[Items from a figure collection]
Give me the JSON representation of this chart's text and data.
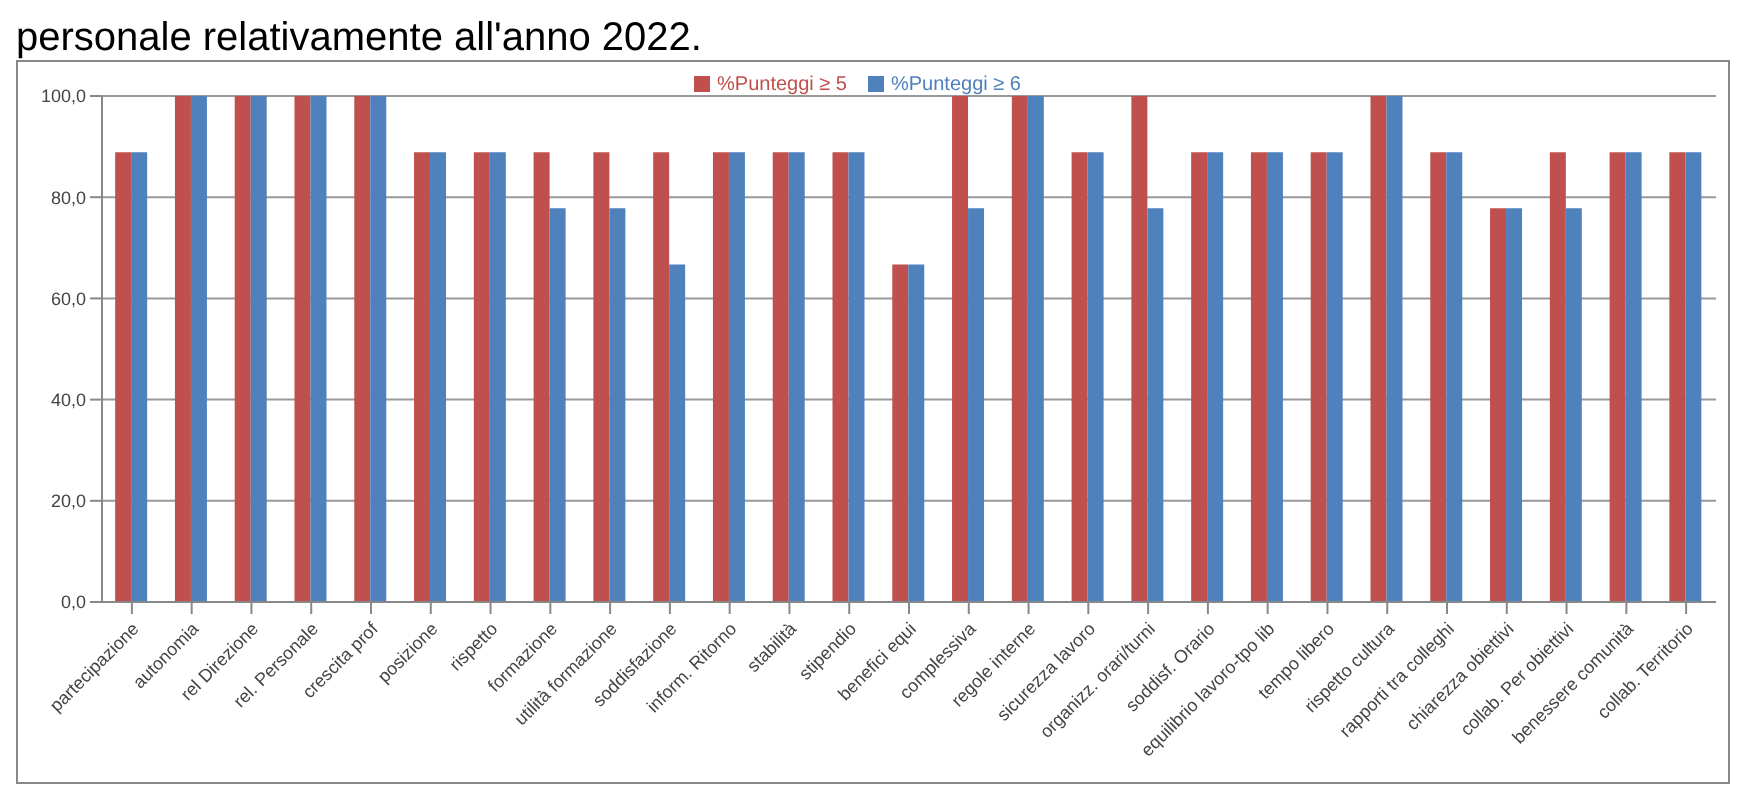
{
  "chart_data": {
    "type": "bar",
    "title": "personale relativamente all'anno 2022.",
    "categories": [
      "partecipazione",
      "autonomia",
      "rel Direzione",
      "rel. Personale",
      "crescita prof",
      "posizione",
      "rispetto",
      "formazione",
      "utilità formazione",
      "soddisfazione",
      "inform. Ritorno",
      "stabilità",
      "stipendio",
      "benefici equi",
      "complessiva",
      "regole interne",
      "sicurezza lavoro",
      "organizz. orari/turni",
      "soddisf. Orario",
      "equilibrio lavoro-tpo lib",
      "tempo libero",
      "rispetto cultura",
      "rapporti tra colleghi",
      "chiarezza obiettivi",
      "collab. Per obiettivi",
      "benessere comunità",
      "collab. Territorio"
    ],
    "series": [
      {
        "name": "%Punteggi ≥ 5",
        "color": "#c0504d",
        "values": [
          88.9,
          100,
          100,
          100,
          100,
          88.9,
          88.9,
          88.9,
          88.9,
          88.9,
          88.9,
          88.9,
          88.9,
          66.7,
          100,
          100,
          88.9,
          100,
          88.9,
          88.9,
          88.9,
          100,
          88.9,
          77.8,
          88.9,
          88.9,
          88.9
        ]
      },
      {
        "name": "%Punteggi ≥ 6",
        "color": "#4f81bd",
        "values": [
          88.9,
          100,
          100,
          100,
          100,
          88.9,
          88.9,
          77.8,
          77.8,
          66.7,
          88.9,
          88.9,
          88.9,
          66.7,
          77.8,
          100,
          88.9,
          77.8,
          88.9,
          88.9,
          88.9,
          100,
          88.9,
          77.8,
          77.8,
          88.9,
          88.9
        ]
      }
    ],
    "ylim": [
      0,
      100
    ],
    "yticks": [
      {
        "value": 0,
        "label": "0,0"
      },
      {
        "value": 20,
        "label": "20,0"
      },
      {
        "value": 40,
        "label": "40,0"
      },
      {
        "value": 60,
        "label": "60,0"
      },
      {
        "value": 80,
        "label": "80,0"
      },
      {
        "value": 100,
        "label": "100,0"
      }
    ],
    "grid": "y",
    "legend": "top"
  }
}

__To do__: Report only how many lines in the listing contain the string "collab".

__Expected output__: 2